AIM: The exercise asks you to copy every line below in which "JSON" appears.

RECORDS FOR THIS EXERCISE:
%%

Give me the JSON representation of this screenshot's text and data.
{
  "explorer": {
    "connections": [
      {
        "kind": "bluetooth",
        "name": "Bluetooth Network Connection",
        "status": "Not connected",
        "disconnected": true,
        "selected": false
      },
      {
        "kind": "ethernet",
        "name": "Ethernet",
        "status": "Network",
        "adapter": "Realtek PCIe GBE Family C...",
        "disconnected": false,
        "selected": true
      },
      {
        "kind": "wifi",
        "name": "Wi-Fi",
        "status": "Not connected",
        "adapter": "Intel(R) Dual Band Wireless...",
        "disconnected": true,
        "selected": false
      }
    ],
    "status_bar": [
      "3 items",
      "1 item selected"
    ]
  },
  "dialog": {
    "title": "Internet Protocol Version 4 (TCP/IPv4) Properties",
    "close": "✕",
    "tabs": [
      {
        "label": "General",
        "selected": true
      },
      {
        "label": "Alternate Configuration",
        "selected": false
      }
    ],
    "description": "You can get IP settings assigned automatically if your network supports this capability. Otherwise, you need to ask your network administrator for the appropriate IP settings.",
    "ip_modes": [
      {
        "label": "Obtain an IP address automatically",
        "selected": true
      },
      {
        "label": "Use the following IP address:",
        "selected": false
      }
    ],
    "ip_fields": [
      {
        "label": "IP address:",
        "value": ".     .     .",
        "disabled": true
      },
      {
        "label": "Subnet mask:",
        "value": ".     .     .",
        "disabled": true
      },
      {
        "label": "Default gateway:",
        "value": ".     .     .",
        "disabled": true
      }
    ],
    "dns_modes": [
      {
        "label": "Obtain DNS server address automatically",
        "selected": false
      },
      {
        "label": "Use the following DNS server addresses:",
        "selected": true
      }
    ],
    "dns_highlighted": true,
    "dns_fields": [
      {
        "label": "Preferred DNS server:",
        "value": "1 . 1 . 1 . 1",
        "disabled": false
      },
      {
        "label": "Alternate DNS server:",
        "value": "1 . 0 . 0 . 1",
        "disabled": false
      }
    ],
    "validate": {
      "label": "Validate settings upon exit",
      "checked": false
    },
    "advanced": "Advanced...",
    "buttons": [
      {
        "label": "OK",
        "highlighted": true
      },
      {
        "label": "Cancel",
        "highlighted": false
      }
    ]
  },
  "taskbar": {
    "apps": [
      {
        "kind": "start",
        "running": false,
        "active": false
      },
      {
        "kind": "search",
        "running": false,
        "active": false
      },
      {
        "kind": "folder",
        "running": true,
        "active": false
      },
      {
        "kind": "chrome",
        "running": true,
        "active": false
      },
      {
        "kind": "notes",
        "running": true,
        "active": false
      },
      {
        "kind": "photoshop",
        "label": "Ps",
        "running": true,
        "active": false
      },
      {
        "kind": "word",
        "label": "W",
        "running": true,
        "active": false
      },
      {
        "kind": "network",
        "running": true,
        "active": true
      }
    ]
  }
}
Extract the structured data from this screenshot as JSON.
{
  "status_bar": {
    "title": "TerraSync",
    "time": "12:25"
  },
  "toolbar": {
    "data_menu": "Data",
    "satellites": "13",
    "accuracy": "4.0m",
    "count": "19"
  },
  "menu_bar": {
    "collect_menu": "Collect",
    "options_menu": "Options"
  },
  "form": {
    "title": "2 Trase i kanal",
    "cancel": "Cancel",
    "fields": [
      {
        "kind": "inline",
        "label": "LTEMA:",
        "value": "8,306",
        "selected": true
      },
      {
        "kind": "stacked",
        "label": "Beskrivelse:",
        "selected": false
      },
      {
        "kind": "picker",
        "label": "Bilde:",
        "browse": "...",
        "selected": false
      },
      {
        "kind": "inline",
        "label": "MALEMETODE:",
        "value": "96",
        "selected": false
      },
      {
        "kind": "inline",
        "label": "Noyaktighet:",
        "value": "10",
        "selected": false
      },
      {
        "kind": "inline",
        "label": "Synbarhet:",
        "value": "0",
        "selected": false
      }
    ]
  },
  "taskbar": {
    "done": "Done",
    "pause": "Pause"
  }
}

%%

ANSWER BELOW:
Give me the JSON representation of this screenshot's text and data.
Extract the structured data from this screenshot as JSON.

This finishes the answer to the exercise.